▸ Objective
Lines containing the word "name" need to be counted. Please reply with how many there are, and nothing else.

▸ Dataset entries
· · · · · · ·
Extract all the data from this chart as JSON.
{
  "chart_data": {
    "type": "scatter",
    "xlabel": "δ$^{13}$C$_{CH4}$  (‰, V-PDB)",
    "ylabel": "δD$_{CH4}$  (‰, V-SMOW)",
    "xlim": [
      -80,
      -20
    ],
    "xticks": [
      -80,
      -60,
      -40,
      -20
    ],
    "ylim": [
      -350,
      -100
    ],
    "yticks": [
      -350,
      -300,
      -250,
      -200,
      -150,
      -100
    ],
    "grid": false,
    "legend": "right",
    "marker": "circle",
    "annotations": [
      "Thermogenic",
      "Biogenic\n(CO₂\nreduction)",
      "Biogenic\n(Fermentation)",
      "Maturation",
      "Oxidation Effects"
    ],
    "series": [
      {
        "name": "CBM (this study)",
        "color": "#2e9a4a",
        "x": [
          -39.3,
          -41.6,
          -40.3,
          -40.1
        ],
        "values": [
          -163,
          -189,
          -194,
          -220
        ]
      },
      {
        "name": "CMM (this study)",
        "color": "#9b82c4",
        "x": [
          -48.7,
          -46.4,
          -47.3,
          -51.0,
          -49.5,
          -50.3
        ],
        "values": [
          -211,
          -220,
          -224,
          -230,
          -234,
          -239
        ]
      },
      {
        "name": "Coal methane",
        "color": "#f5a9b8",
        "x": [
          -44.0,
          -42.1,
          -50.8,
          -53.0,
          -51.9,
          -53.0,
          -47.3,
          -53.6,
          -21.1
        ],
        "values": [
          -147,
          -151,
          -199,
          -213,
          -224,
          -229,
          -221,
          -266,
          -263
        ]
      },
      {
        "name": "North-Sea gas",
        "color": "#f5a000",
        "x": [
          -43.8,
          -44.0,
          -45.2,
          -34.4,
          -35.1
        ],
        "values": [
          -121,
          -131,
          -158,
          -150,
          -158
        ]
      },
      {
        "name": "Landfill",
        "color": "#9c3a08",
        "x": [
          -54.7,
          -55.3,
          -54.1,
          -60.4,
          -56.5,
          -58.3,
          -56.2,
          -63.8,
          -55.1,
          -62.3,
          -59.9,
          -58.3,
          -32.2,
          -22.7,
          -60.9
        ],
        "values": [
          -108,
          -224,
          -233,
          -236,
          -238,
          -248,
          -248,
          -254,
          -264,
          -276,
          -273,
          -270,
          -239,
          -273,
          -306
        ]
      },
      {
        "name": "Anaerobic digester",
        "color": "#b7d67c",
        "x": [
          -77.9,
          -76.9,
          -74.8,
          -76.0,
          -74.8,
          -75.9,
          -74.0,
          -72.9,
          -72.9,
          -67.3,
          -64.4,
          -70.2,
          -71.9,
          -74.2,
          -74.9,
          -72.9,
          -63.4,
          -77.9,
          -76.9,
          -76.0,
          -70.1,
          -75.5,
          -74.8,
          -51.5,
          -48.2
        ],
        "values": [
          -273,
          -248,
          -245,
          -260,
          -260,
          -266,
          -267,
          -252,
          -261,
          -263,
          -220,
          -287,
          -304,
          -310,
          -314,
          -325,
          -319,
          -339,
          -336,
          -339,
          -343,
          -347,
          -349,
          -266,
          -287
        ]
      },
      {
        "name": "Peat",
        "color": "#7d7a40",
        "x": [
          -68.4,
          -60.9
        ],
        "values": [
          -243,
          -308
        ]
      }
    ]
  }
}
· · · · · · ·
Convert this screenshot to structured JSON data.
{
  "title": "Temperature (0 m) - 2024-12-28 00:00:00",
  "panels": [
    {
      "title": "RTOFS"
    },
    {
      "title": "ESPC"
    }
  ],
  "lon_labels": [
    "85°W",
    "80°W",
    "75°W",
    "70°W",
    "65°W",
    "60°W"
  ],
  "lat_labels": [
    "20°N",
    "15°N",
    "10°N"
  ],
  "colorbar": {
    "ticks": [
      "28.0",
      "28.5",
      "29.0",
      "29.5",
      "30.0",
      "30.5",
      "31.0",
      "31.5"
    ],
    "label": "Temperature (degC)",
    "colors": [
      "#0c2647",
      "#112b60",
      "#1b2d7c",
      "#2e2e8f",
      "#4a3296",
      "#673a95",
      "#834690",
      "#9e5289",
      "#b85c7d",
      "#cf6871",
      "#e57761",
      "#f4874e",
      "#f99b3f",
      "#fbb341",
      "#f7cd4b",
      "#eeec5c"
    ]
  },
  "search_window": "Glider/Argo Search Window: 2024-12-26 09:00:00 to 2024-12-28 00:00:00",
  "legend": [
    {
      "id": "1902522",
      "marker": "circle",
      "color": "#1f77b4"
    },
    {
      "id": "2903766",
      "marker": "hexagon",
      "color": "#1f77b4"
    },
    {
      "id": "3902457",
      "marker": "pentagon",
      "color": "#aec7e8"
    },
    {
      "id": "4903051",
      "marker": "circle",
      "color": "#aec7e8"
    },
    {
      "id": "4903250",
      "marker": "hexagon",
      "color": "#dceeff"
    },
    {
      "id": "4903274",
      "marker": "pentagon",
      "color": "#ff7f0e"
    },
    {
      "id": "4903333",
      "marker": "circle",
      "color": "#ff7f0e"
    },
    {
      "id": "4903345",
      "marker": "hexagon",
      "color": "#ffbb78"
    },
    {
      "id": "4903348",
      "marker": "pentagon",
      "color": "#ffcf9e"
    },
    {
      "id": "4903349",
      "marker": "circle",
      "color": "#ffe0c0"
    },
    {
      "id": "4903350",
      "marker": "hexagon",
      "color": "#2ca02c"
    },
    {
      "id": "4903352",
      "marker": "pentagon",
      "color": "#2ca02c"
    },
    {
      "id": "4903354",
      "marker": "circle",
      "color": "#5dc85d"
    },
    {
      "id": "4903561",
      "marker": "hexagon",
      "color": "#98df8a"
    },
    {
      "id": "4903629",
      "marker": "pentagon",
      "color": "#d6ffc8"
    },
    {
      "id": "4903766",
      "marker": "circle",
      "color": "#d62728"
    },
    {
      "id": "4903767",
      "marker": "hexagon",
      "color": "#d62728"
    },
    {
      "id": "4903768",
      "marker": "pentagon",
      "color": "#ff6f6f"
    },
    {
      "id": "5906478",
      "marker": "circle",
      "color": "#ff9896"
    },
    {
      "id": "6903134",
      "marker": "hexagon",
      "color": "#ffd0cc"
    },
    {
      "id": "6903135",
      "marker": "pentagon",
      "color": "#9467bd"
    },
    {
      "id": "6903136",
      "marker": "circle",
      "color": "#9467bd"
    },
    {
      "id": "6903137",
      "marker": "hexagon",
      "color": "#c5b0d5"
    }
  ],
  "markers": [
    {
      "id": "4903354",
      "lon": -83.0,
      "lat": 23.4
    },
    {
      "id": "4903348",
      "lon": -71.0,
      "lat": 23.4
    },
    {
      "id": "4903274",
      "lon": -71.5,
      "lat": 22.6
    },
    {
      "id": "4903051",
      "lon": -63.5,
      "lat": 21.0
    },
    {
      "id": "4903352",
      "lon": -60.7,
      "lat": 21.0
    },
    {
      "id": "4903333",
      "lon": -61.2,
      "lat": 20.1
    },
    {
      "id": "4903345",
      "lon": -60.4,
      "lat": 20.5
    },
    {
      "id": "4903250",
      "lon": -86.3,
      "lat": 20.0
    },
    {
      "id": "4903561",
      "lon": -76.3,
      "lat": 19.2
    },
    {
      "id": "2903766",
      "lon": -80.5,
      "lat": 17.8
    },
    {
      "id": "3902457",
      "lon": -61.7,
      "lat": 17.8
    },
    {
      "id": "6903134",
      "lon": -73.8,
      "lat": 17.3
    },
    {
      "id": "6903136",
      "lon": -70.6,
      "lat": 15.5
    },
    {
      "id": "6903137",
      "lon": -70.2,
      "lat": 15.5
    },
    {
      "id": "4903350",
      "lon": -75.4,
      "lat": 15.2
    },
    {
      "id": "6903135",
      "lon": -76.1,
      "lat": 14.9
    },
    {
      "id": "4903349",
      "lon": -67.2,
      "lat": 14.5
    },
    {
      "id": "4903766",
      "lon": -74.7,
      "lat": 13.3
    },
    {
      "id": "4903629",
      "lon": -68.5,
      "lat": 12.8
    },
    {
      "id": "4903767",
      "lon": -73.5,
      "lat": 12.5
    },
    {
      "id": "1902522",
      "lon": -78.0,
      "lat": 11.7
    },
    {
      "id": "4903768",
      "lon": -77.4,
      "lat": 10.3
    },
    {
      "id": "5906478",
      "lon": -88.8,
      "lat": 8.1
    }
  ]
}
· · · · · · ·
▸ Response for this exercise
7